◆ WRITTEN INSTRUCTION
Pull out every line below that contains the word "ρ浓盐水".

:: ITEMS

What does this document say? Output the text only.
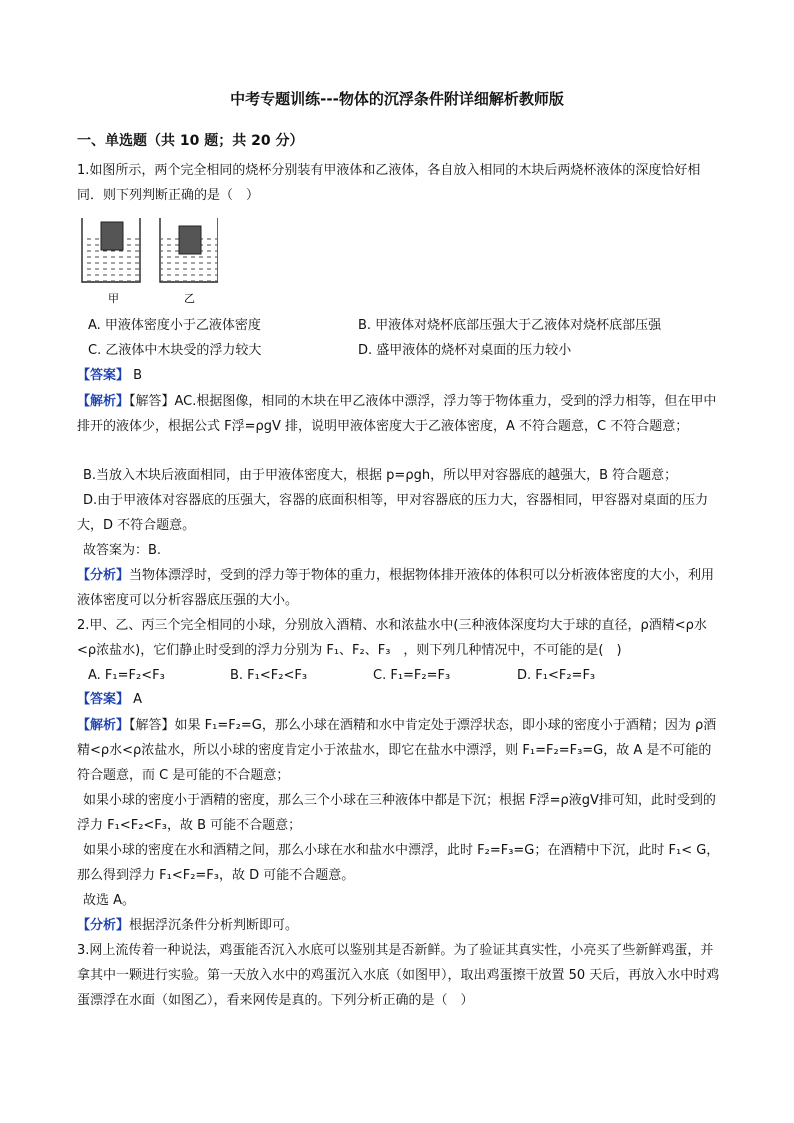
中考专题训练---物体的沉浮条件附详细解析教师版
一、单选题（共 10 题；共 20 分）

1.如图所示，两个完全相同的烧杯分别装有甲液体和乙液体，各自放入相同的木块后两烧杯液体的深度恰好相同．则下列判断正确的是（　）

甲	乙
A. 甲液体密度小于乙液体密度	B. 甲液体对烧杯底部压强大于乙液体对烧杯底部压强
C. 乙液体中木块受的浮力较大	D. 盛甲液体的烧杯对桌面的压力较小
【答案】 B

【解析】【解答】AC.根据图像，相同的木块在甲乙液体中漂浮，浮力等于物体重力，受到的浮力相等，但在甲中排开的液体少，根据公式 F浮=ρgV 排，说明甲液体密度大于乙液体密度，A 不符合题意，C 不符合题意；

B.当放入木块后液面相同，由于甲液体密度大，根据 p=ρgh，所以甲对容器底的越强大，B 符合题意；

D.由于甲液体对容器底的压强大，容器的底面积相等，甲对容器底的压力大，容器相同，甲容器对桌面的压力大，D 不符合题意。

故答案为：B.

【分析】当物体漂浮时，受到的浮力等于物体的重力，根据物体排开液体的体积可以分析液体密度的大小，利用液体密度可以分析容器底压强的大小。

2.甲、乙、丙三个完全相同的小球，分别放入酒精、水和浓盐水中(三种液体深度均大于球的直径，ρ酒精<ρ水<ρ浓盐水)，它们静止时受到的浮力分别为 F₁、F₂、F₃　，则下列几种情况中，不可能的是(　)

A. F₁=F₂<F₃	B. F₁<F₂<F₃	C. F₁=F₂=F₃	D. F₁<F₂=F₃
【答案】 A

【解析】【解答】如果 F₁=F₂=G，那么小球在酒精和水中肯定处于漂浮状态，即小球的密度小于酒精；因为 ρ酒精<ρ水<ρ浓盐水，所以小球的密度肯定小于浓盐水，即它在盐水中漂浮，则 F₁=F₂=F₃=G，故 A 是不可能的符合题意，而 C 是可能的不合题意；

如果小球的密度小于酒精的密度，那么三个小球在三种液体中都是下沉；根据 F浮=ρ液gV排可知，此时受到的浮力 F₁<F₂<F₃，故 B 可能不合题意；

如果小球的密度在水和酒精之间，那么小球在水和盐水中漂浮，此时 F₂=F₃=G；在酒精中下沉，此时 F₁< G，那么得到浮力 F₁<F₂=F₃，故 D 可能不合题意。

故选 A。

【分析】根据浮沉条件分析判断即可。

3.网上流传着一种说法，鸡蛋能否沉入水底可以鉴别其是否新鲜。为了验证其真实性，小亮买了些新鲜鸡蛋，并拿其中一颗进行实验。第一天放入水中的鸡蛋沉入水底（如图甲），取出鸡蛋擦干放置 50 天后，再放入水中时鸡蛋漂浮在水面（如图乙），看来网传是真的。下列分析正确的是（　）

::::

◆ THE RESPONSE
2.甲、乙、丙三个完全相同的小球，分别放入酒精、水和浓盐水中(三种液体深度均大于球的直径，ρ酒精<ρ水<ρ浓盐水)，它们静止时受到的浮力分别为 F₁、F₂、F₃　，则下列几种情况中，不可能的是(　)
【解析】【解答】如果 F₁=F₂=G，那么小球在酒精和水中肯定处于漂浮状态，即小球的密度小于酒精；因为 ρ酒精<ρ水<ρ浓盐水，所以小球的密度肯定小于浓盐水，即它在盐水中漂浮，则 F₁=F₂=F₃=G，故 A 是不可能的符合题意，而 C 是可能的不合题意；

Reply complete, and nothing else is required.